[Saved entries]
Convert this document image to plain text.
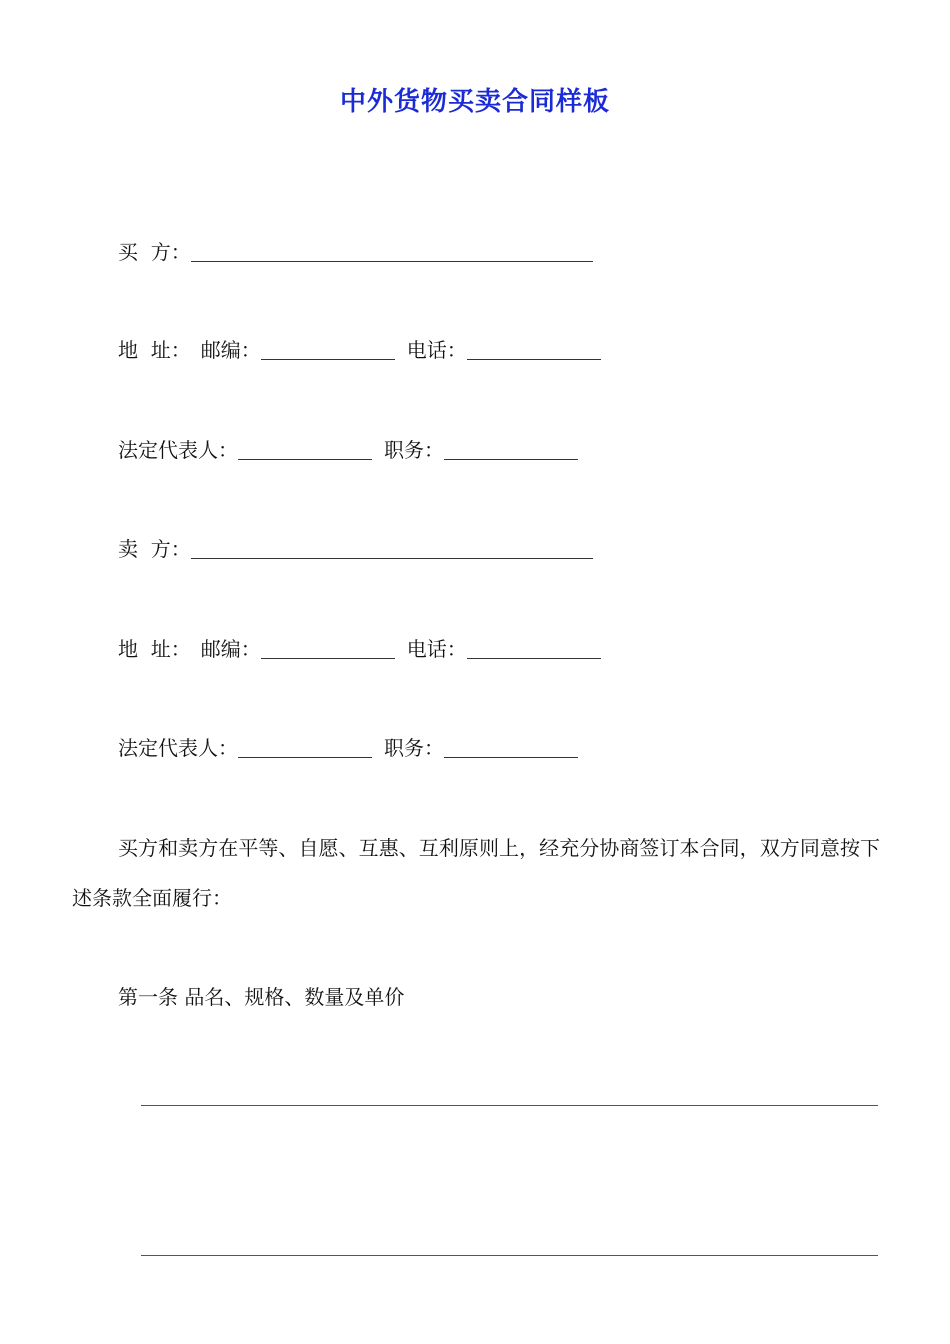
中外货物买卖合同样板
买  方：
地  址： 邮编：	电话：
法定代表人：	职务：
卖  方：
地  址： 邮编：	电话：
法定代表人：	职务：
买方和卖方在平等、自愿、互惠、互利原则上，经充分协商签订本合同，双方同意按下述条款全面履行：
第一条 品名、规格、数量及单价
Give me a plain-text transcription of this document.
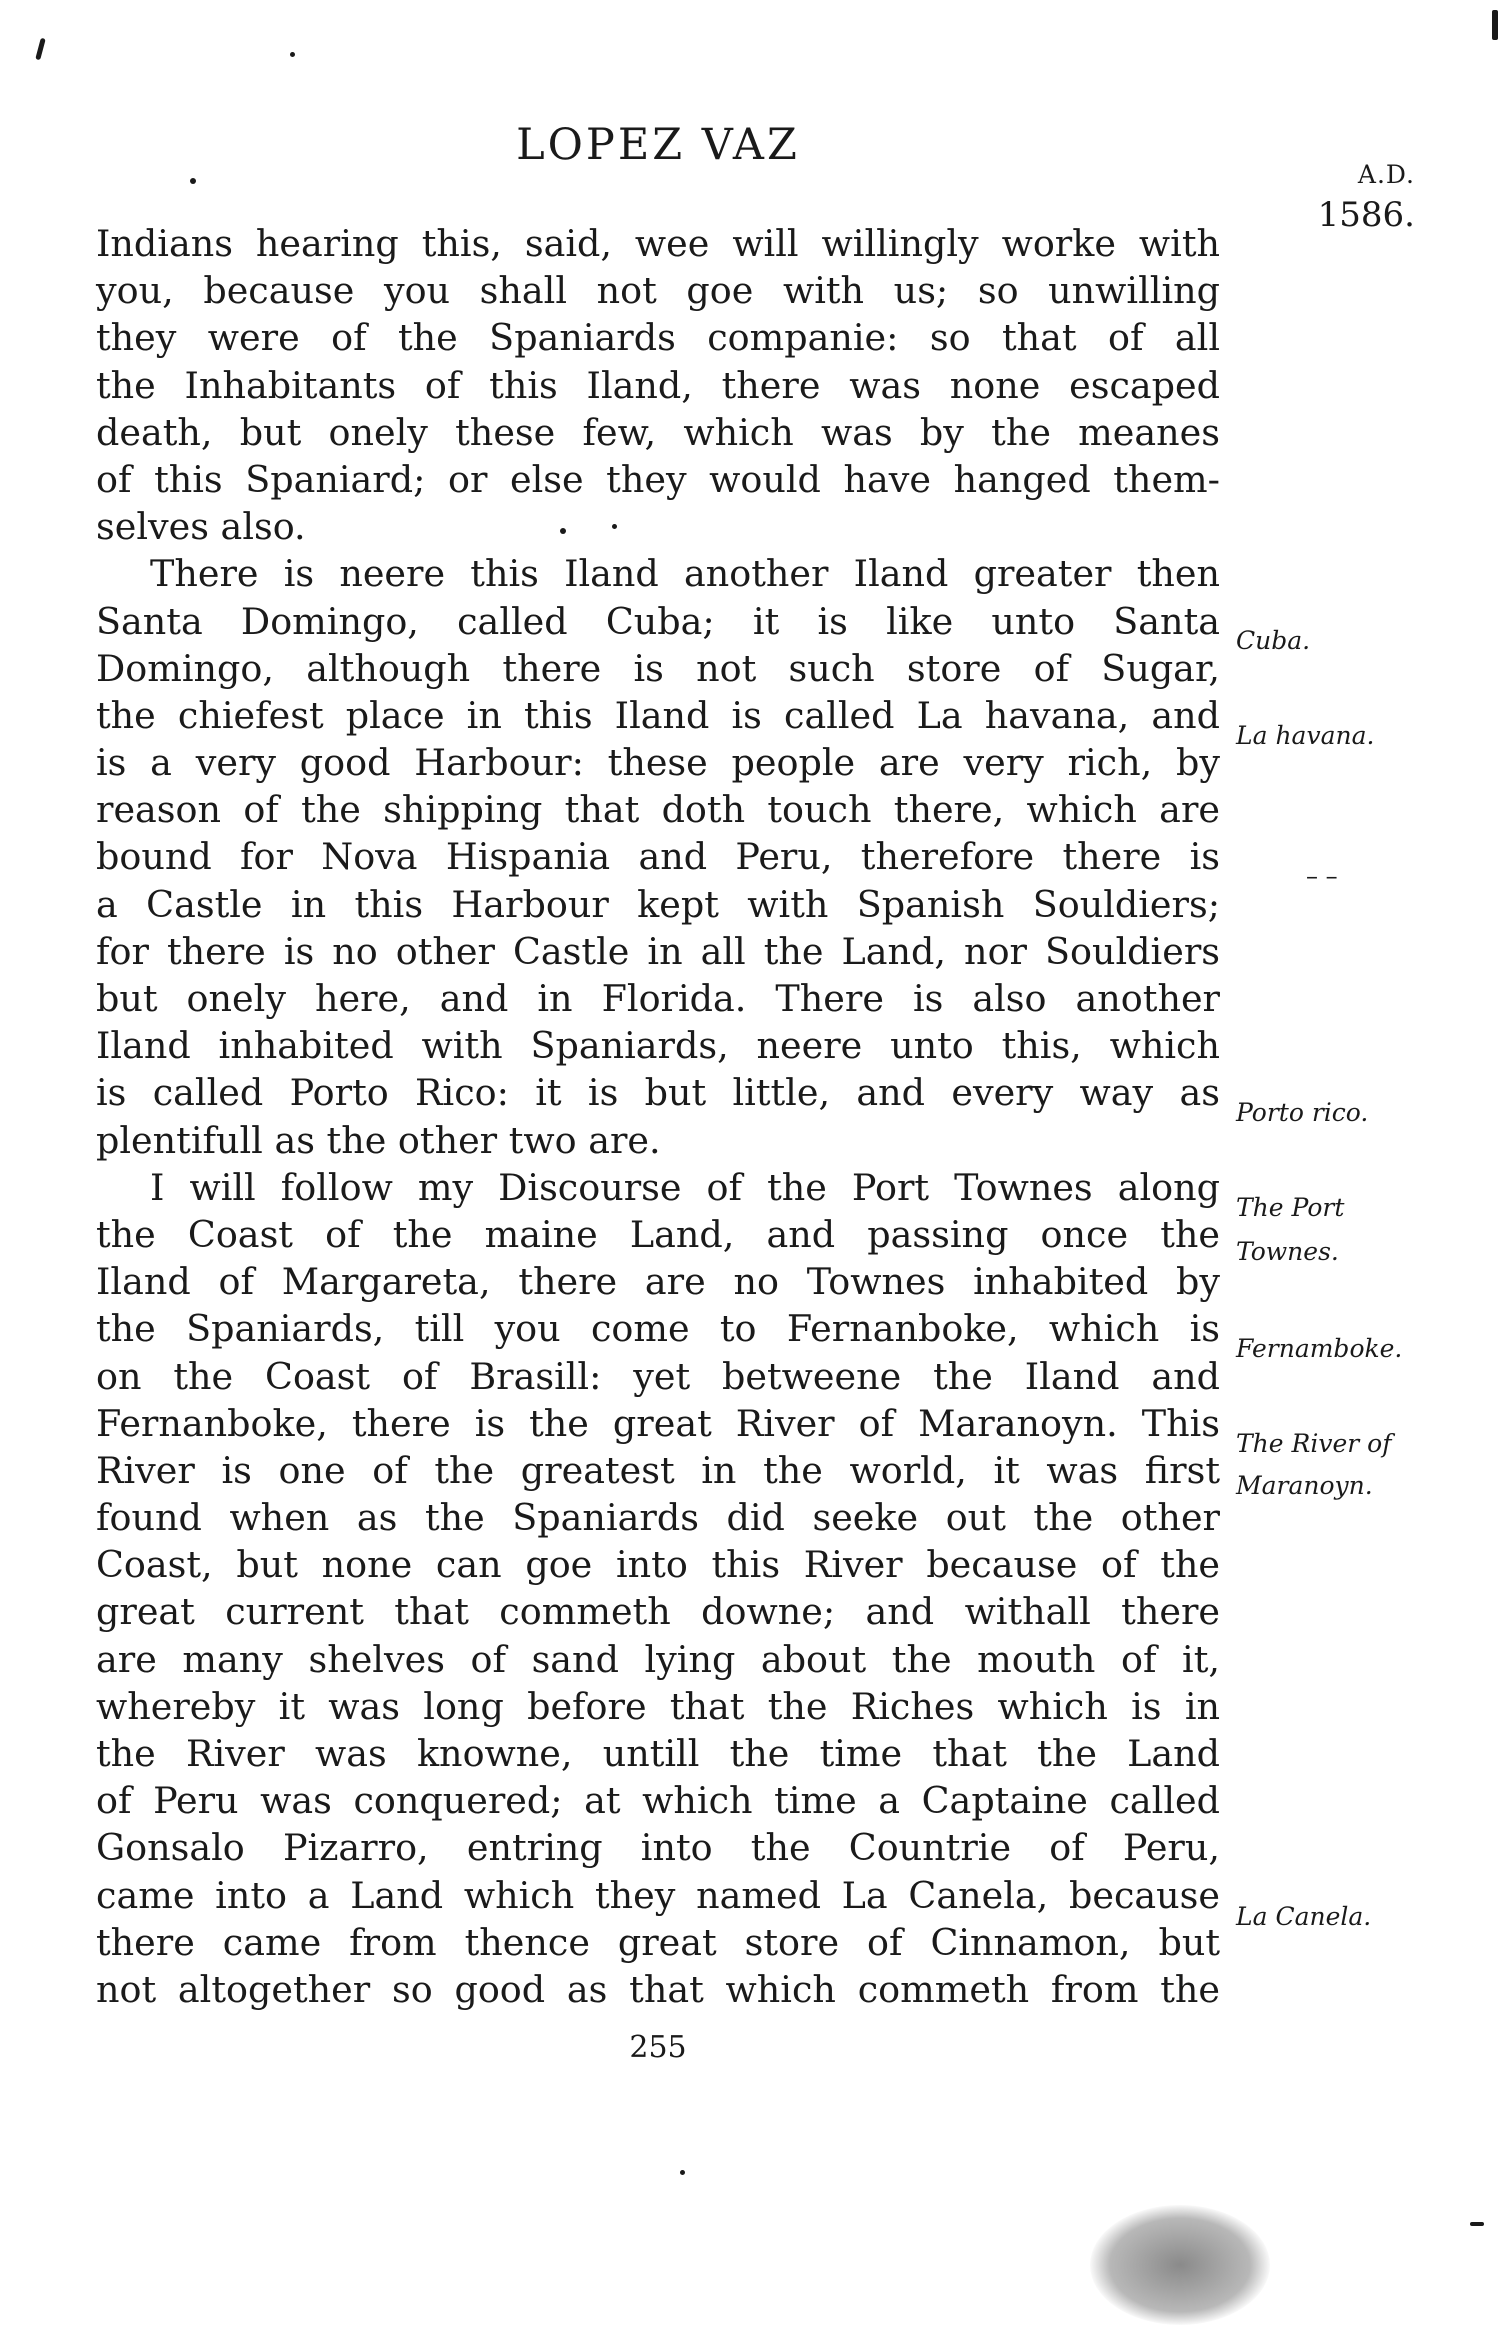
LOPEZ VAZ
A.D.
1586.
Indians hearing this, said, wee will willingly worke with
you, because you shall not goe with us; so unwilling
they were of the Spaniards companie: so that of all
the Inhabitants of this Iland, there was none escaped
death, but onely these few, which was by the meanes
of this Spaniard; or else they would have hanged them-
selves also.
There is neere this Iland another Iland greater then
Santa Domingo, called Cuba; it is like unto Santa
Domingo, although there is not such store of Sugar,
the chiefest place in this Iland is called La havana, and
is a very good Harbour: these people are very rich, by
reason of the shipping that doth touch there, which are
bound for Nova Hispania and Peru, therefore there is
a Castle in this Harbour kept with Spanish Souldiers;
for there is no other Castle in all the Land, nor Souldiers
but onely here, and in Florida. There is also another
Iland inhabited with Spaniards, neere unto this, which
is called Porto Rico: it is but little, and every way as
plentifull as the other two are.
I will follow my Discourse of the Port Townes along
the Coast of the maine Land, and passing once the
Iland of Margareta, there are no Townes inhabited by
the Spaniards, till you come to Fernanboke, which is
on the Coast of Brasill: yet betweene the Iland and
Fernanboke, there is the great River of Maranoyn. This
River is one of the greatest in the world, it was first
found when as the Spaniards did seeke out the other
Coast, but none can goe into this River because of the
great current that commeth downe; and withall there
are many shelves of sand lying about the mouth of it,
whereby it was long before that the Riches which is in
the River was knowne, untill the time that the Land
of Peru was conquered; at which time a Captaine called
Gonsalo Pizarro, entring into the Countrie of Peru,
came into a Land which they named La Canela, because
there came from thence great store of Cinnamon, but
not altogether so good as that which commeth from the
Cuba.
La havana.
– –
Porto rico.
The Port
Townes.
Fernamboke.
The River of
Maranoyn.
La Canela.
255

> _Aim_: Copy out each line exactly, without the pictures.

> _Finished task_:
Convert this document image to plain text.
中外货物买卖合同样板
买  方：
地  址： 邮编：	电话：
法定代表人：	职务：
卖  方：
地  址： 邮编：	电话：
法定代表人：	职务：
买方和卖方在平等、自愿、互惠、互利原则上，经充分协商签订本合同，双方同意按下述条款全面履行：
第一条 品名、规格、数量及单价
Give me a plain-text transcription of this document.
LOPEZ VAZ
A.D.
1586.
Indians hearing this, said, wee will willingly worke with
you, because you shall not goe with us; so unwilling
they were of the Spaniards companie: so that of all
the Inhabitants of this Iland, there was none escaped
death, but onely these few, which was by the meanes
of this Spaniard; or else they would have hanged them-
selves also.
There is neere this Iland another Iland greater then
Santa Domingo, called Cuba; it is like unto Santa
Domingo, although there is not such store of Sugar,
the chiefest place in this Iland is called La havana, and
is a very good Harbour: these people are very rich, by
reason of the shipping that doth touch there, which are
bound for Nova Hispania and Peru, therefore there is
a Castle in this Harbour kept with Spanish Souldiers;
for there is no other Castle in all the Land, nor Souldiers
but onely here, and in Florida. There is also another
Iland inhabited with Spaniards, neere unto this, which
is called Porto Rico: it is but little, and every way as
plentifull as the other two are.
I will follow my Discourse of the Port Townes along
the Coast of the maine Land, and passing once the
Iland of Margareta, there are no Townes inhabited by
the Spaniards, till you come to Fernanboke, which is
on the Coast of Brasill: yet betweene the Iland and
Fernanboke, there is the great River of Maranoyn. This
River is one of the greatest in the world, it was first
found when as the Spaniards did seeke out the other
Coast, but none can goe into this River because of the
great current that commeth downe; and withall there
are many shelves of sand lying about the mouth of it,
whereby it was long before that the Riches which is in
the River was knowne, untill the time that the Land
of Peru was conquered; at which time a Captaine called
Gonsalo Pizarro, entring into the Countrie of Peru,
came into a Land which they named La Canela, because
there came from thence great store of Cinnamon, but
not altogether so good as that which commeth from the
Cuba.
La havana.
– –
Porto rico.
The Port
Townes.
Fernamboke.
The River of
Maranoyn.
La Canela.
255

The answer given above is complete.